- **SUPPLIED DATA**:
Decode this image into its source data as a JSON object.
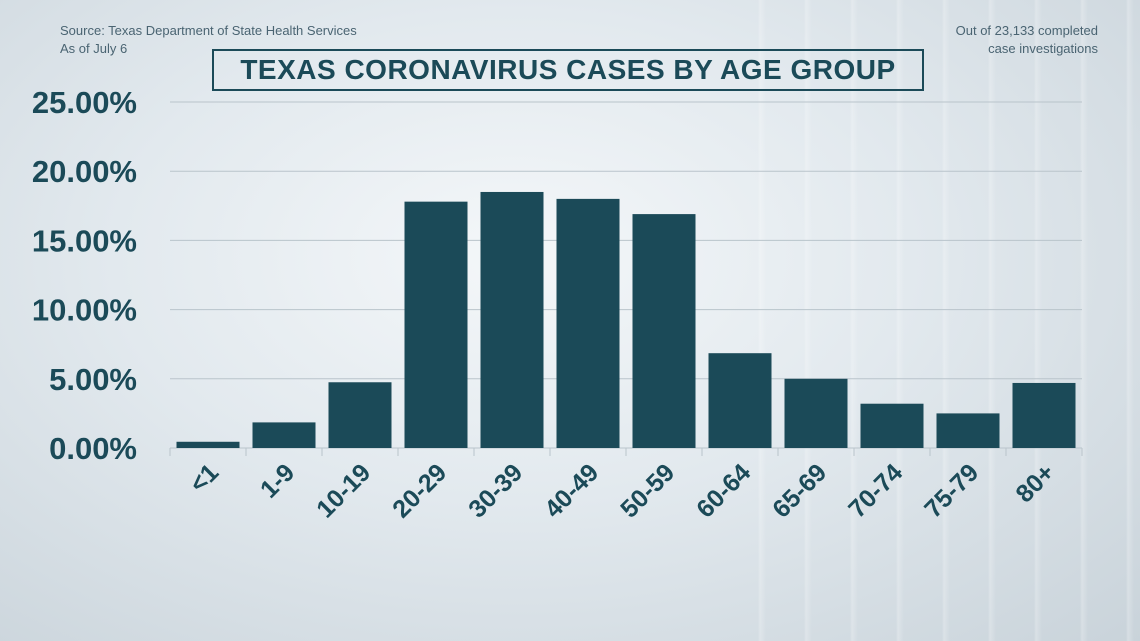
{
  "source_line": "Source: Texas Department of State Health Services",
  "date_line": "As of July 6",
  "note_line1": "Out of 23,133 completed",
  "note_line2": "case investigations",
  "chart_data": {
    "type": "bar",
    "title": "TEXAS CORONAVIRUS CASES BY AGE GROUP",
    "xlabel": "",
    "ylabel": "",
    "categories": [
      "<1",
      "1-9",
      "10-19",
      "20-29",
      "30-39",
      "40-49",
      "50-59",
      "60-64",
      "65-69",
      "70-74",
      "75-79",
      "80+"
    ],
    "values": [
      0.45,
      1.85,
      4.75,
      17.8,
      18.5,
      18.0,
      16.9,
      6.85,
      5.0,
      3.2,
      2.5,
      4.7
    ],
    "ylim": [
      0,
      25
    ],
    "yticks": [
      0,
      5,
      10,
      15,
      20,
      25
    ],
    "ytick_labels": [
      "0.00%",
      "5.00%",
      "10.00%",
      "15.00%",
      "20.00%",
      "25.00%"
    ],
    "grid": true,
    "colors": {
      "bar": "#1b4a58",
      "grid": "#b9c4cb",
      "text": "#1b4a58"
    }
  }
}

- **TASK TO CARRY OUT**:
Print the records above exactly as they stand, but leave out the pictures.

- **TASK OUTPUT**:
Decode this image into its source data as a JSON object.
{
  "source_line": "Source: Texas Department of State Health Services",
  "date_line": "As of July 6",
  "note_line1": "Out of 23,133 completed",
  "note_line2": "case investigations",
  "chart_data": {
    "type": "bar",
    "title": "TEXAS CORONAVIRUS CASES BY AGE GROUP",
    "xlabel": "",
    "ylabel": "",
    "categories": [
      "<1",
      "1-9",
      "10-19",
      "20-29",
      "30-39",
      "40-49",
      "50-59",
      "60-64",
      "65-69",
      "70-74",
      "75-79",
      "80+"
    ],
    "values": [
      0.45,
      1.85,
      4.75,
      17.8,
      18.5,
      18.0,
      16.9,
      6.85,
      5.0,
      3.2,
      2.5,
      4.7
    ],
    "ylim": [
      0,
      25
    ],
    "yticks": [
      0,
      5,
      10,
      15,
      20,
      25
    ],
    "ytick_labels": [
      "0.00%",
      "5.00%",
      "10.00%",
      "15.00%",
      "20.00%",
      "25.00%"
    ],
    "grid": true,
    "colors": {
      "bar": "#1b4a58",
      "grid": "#b9c4cb",
      "text": "#1b4a58"
    }
  }
}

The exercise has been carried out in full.